- **RECORD LIST**
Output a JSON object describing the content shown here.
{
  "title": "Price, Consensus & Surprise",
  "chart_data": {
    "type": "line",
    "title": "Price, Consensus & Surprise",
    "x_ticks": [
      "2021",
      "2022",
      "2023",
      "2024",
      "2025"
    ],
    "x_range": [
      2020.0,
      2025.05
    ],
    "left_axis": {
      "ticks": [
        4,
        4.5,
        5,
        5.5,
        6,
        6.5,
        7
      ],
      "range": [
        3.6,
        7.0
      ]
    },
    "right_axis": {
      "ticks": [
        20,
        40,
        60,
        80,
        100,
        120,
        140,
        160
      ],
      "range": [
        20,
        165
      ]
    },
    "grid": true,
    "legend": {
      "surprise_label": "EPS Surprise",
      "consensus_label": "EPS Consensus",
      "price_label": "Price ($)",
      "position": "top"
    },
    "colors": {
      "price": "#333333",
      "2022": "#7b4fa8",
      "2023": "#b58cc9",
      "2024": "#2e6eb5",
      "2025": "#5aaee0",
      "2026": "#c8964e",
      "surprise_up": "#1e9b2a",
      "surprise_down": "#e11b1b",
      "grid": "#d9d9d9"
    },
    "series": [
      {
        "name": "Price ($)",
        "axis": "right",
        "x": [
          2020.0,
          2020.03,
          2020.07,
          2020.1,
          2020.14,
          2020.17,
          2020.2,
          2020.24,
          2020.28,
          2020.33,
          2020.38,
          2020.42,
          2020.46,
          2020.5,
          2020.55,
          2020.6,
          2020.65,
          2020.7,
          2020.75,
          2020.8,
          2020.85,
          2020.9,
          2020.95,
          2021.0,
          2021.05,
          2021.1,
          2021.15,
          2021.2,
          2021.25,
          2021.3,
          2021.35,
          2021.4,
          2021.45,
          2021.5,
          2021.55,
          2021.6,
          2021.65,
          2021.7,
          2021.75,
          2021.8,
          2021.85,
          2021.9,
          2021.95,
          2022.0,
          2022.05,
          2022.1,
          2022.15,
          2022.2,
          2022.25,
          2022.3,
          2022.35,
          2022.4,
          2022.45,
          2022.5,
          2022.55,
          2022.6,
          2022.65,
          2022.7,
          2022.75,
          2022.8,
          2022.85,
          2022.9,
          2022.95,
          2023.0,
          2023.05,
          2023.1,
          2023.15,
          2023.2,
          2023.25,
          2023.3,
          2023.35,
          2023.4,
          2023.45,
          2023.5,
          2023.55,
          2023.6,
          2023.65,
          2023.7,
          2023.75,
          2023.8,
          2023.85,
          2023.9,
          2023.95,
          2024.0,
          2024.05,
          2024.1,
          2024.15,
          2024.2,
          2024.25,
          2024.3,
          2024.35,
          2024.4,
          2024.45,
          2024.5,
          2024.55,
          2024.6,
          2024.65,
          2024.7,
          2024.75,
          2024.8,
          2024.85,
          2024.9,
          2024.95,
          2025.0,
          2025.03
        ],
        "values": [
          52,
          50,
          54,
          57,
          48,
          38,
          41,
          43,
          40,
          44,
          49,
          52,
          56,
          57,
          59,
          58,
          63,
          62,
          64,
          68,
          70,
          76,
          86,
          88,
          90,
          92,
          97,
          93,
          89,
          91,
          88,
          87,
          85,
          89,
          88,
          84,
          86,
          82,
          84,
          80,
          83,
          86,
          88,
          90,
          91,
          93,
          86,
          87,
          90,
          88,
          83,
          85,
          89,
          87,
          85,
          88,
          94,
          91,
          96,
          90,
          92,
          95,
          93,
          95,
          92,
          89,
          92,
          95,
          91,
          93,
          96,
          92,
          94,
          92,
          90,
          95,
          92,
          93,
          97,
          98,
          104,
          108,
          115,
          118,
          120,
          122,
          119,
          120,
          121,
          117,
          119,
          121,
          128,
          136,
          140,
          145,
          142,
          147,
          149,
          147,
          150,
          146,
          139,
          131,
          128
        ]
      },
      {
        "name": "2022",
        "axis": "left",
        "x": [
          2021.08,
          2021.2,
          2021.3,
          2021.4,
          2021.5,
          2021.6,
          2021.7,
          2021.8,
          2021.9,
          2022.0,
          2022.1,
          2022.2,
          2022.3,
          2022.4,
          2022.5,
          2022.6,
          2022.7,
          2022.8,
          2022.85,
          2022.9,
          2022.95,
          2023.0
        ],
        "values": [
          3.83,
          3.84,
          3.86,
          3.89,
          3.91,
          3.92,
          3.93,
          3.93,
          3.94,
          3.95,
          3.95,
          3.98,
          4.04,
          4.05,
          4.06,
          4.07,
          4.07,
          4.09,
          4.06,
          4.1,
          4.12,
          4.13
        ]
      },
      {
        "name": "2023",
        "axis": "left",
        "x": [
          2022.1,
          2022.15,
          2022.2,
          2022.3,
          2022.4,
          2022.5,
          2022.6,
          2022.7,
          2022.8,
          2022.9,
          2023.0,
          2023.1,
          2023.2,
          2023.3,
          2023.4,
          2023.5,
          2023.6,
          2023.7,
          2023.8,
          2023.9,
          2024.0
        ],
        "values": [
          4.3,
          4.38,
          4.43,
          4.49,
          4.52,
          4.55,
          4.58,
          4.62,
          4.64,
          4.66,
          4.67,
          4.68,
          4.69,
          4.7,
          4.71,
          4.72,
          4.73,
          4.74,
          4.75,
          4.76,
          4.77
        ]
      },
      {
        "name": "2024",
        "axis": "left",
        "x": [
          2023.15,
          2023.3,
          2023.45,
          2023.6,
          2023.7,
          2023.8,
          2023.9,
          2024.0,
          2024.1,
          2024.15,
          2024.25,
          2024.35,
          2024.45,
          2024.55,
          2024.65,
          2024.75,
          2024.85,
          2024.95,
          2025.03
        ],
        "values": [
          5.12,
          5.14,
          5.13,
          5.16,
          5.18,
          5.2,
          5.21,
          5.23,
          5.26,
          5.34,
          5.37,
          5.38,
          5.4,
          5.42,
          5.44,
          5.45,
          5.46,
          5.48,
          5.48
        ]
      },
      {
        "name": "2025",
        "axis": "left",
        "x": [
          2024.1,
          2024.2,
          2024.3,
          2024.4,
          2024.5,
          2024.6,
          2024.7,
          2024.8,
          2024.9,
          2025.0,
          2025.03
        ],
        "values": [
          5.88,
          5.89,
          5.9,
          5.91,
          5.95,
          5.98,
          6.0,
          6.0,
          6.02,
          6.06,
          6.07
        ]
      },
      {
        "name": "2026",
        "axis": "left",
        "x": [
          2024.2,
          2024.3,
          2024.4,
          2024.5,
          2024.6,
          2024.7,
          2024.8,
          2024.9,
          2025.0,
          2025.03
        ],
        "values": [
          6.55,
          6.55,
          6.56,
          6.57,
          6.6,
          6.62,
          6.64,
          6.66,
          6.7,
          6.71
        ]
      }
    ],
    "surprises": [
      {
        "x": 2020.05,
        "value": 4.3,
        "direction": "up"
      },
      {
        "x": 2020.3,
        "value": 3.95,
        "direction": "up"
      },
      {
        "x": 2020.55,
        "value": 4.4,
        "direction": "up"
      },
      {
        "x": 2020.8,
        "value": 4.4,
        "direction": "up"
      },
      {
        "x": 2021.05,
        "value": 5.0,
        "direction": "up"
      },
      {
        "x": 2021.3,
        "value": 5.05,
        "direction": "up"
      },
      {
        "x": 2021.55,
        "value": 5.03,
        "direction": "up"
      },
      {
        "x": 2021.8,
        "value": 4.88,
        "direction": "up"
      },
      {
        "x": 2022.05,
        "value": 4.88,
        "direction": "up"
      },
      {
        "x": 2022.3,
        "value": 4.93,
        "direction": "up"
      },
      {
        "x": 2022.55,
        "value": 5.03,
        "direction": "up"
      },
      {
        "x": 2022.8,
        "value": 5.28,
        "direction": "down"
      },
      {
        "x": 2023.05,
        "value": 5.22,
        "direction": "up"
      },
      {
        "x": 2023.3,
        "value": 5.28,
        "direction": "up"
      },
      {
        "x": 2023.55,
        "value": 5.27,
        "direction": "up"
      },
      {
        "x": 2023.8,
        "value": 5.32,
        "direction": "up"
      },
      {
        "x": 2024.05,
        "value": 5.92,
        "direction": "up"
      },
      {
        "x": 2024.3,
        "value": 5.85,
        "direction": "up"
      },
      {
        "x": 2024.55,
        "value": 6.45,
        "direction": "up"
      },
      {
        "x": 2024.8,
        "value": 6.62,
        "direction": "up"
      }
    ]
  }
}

- **REQUEST**
Locate all lines holding the word "Consensus", then copy them out.

- **EXERCISE ANSWER**
  "title": "Price, Consensus & Surprise",
    "title": "Price, Consensus & Surprise",
      "consensus_label": "EPS Consensus",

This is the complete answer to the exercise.